**SET PROBLEM**: Reproduce all of the data exactly.
☆ ☆ ☆ ☆
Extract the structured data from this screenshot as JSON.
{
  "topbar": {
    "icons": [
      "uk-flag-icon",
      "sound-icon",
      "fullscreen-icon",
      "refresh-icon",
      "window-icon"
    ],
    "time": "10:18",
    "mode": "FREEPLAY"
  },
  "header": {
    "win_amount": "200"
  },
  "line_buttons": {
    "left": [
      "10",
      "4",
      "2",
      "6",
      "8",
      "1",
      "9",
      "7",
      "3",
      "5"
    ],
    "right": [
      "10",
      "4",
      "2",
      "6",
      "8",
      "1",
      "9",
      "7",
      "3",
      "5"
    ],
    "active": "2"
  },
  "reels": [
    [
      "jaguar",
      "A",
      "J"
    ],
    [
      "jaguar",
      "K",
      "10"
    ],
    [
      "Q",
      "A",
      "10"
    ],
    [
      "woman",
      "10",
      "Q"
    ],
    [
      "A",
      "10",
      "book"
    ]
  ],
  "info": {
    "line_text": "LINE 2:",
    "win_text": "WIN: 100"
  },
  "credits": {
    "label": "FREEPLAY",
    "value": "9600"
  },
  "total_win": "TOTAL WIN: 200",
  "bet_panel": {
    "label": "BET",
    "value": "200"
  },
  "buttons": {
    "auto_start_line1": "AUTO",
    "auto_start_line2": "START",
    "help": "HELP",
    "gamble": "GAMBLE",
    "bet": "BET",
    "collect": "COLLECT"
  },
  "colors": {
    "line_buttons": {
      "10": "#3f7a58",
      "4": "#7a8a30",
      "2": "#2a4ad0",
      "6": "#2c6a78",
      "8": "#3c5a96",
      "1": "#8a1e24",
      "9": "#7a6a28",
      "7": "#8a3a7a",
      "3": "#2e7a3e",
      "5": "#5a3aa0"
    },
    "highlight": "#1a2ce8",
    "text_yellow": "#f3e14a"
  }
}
☆ ☆ ☆ ☆
**WRITTEN REPLY**:
Extract the structured data from this screenshot as JSON.
{
  "topbar": {
    "icons": [
      "uk-flag-icon",
      "sound-icon",
      "fullscreen-icon",
      "refresh-icon",
      "window-icon"
    ],
    "time": "10:18",
    "mode": "FREEPLAY"
  },
  "header": {
    "win_amount": "200"
  },
  "line_buttons": {
    "left": [
      "10",
      "4",
      "2",
      "6",
      "8",
      "1",
      "9",
      "7",
      "3",
      "5"
    ],
    "right": [
      "10",
      "4",
      "2",
      "6",
      "8",
      "1",
      "9",
      "7",
      "3",
      "5"
    ],
    "active": "2"
  },
  "reels": [
    [
      "jaguar",
      "A",
      "J"
    ],
    [
      "jaguar",
      "K",
      "10"
    ],
    [
      "Q",
      "A",
      "10"
    ],
    [
      "woman",
      "10",
      "Q"
    ],
    [
      "A",
      "10",
      "book"
    ]
  ],
  "info": {
    "line_text": "LINE 2:",
    "win_text": "WIN: 100"
  },
  "credits": {
    "label": "FREEPLAY",
    "value": "9600"
  },
  "total_win": "TOTAL WIN: 200",
  "bet_panel": {
    "label": "BET",
    "value": "200"
  },
  "buttons": {
    "auto_start_line1": "AUTO",
    "auto_start_line2": "START",
    "help": "HELP",
    "gamble": "GAMBLE",
    "bet": "BET",
    "collect": "COLLECT"
  },
  "colors": {
    "line_buttons": {
      "10": "#3f7a58",
      "4": "#7a8a30",
      "2": "#2a4ad0",
      "6": "#2c6a78",
      "8": "#3c5a96",
      "1": "#8a1e24",
      "9": "#7a6a28",
      "7": "#8a3a7a",
      "3": "#2e7a3e",
      "5": "#5a3aa0"
    },
    "highlight": "#1a2ce8",
    "text_yellow": "#f3e14a"
  }
}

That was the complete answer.